- _Saved data entries_:
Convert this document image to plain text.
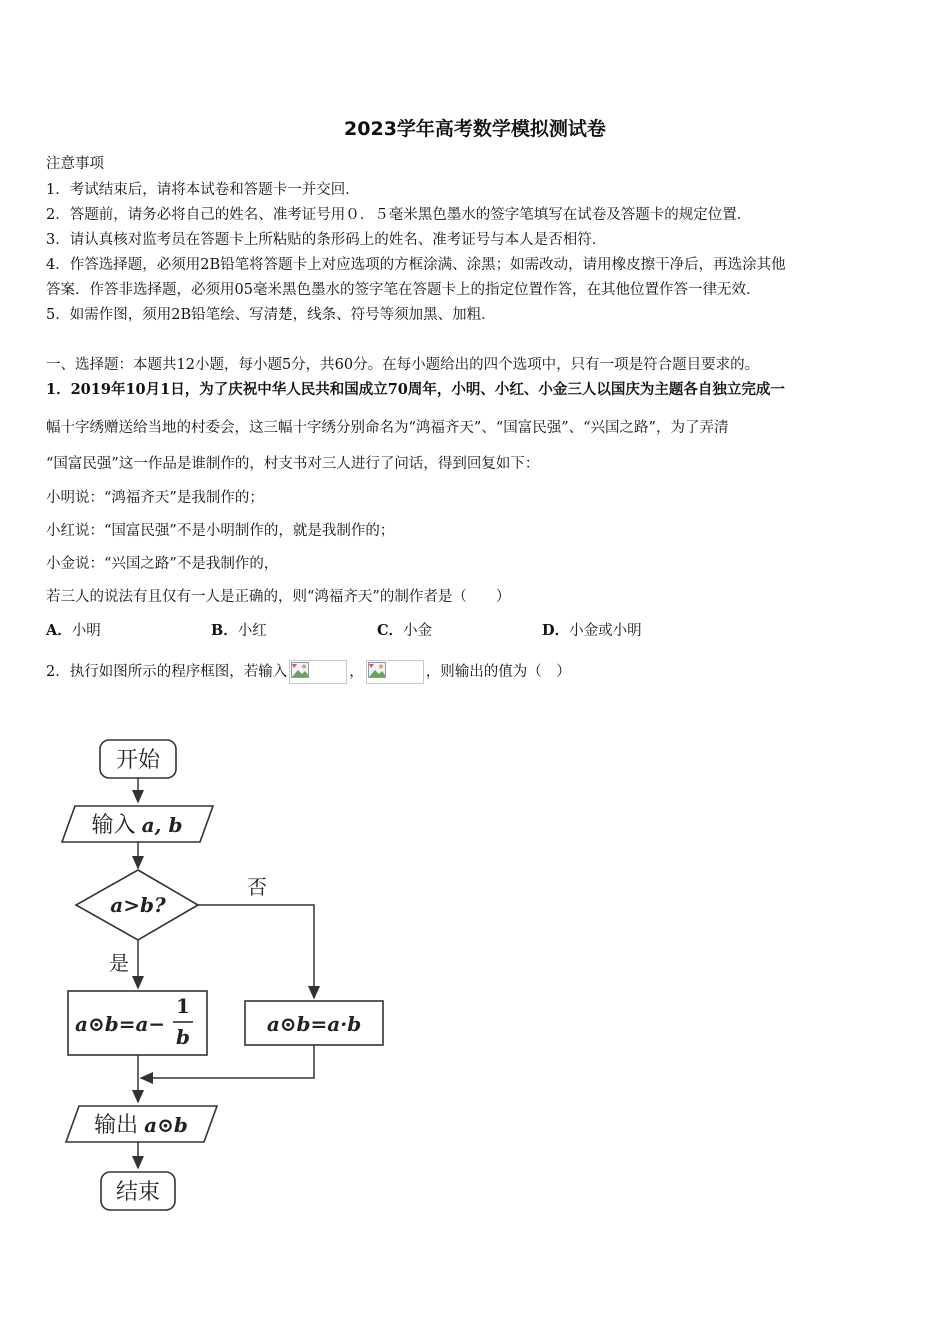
2023学年高考数学模拟测试卷
注意事项
1．考试结束后，请将本试卷和答题卡一并交回．
2．答题前，请务必将自己的姓名、准考证号用０．５毫米黑色墨水的签字笔填写在试卷及答题卡的规定位置．
3．请认真核对监考员在答题卡上所粘贴的条形码上的姓名、准考证号与本人是否相符．
4．作答选择题，必须用2B铅笔将答题卡上对应选项的方框涂满、涂黑；如需改动，请用橡皮擦干净后，再选涂其他
答案．作答非选择题，必须用05毫米黑色墨水的签字笔在答题卡上的指定位置作答，在其他位置作答一律无效．
5．如需作图，须用2B铅笔绘、写清楚，线条、符号等须加黑、加粗．
一、选择题：本题共12小题，每小题5分，共60分。在每小题给出的四个选项中，只有一项是符合题目要求的。
1．2019年10月1日，为了庆祝中华人民共和国成立70周年，小明、小红、小金三人以国庆为主题各自独立完成一
幅十字绣赠送给当地的村委会，这三幅十字绣分别命名为“鸿福齐天”、“国富民强”、“兴国之路”，为了弄清
“国富民强”这一作品是谁制作的，村支书对三人进行了问话，得到回复如下：
小明说：“鸿福齐天”是我制作的；
小红说：“国富民强”不是小明制作的，就是我制作的；
小金说：“兴国之路”不是我制作的，
若三人的说法有且仅有一人是正确的，则“鸿福齐天”的制作者是（　　）
A．小明	B．小红	C．小金	D．小金或小明
2．执行如图所示的程序框图，若输入	，	，则输出的值为（　）
开始
输入 a, b
a>b?
否
是
a⊙b=a−
1
b
a⊙b=a·b
输出 a⊙b
结束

- _The task_: A faithful copy of the records above is needed, with the pictures left out.

- _Expected answer_:
Convert this document image to plain text.
2023学年高考数学模拟测试卷
注意事项
1．考试结束后，请将本试卷和答题卡一并交回．
2．答题前，请务必将自己的姓名、准考证号用０．５毫米黑色墨水的签字笔填写在试卷及答题卡的规定位置．
3．请认真核对监考员在答题卡上所粘贴的条形码上的姓名、准考证号与本人是否相符．
4．作答选择题，必须用2B铅笔将答题卡上对应选项的方框涂满、涂黑；如需改动，请用橡皮擦干净后，再选涂其他
答案．作答非选择题，必须用05毫米黑色墨水的签字笔在答题卡上的指定位置作答，在其他位置作答一律无效．
5．如需作图，须用2B铅笔绘、写清楚，线条、符号等须加黑、加粗．
一、选择题：本题共12小题，每小题5分，共60分。在每小题给出的四个选项中，只有一项是符合题目要求的。
1．2019年10月1日，为了庆祝中华人民共和国成立70周年，小明、小红、小金三人以国庆为主题各自独立完成一
幅十字绣赠送给当地的村委会，这三幅十字绣分别命名为“鸿福齐天”、“国富民强”、“兴国之路”，为了弄清
“国富民强”这一作品是谁制作的，村支书对三人进行了问话，得到回复如下：
小明说：“鸿福齐天”是我制作的；
小红说：“国富民强”不是小明制作的，就是我制作的；
小金说：“兴国之路”不是我制作的，
若三人的说法有且仅有一人是正确的，则“鸿福齐天”的制作者是（　　）
A．小明	B．小红	C．小金	D．小金或小明
2．执行如图所示的程序框图，若输入	，	，则输出的值为（　）
开始
输入 a, b
a>b?
否
是
a⊙b=a−
1
b
a⊙b=a·b
输出 a⊙b
结束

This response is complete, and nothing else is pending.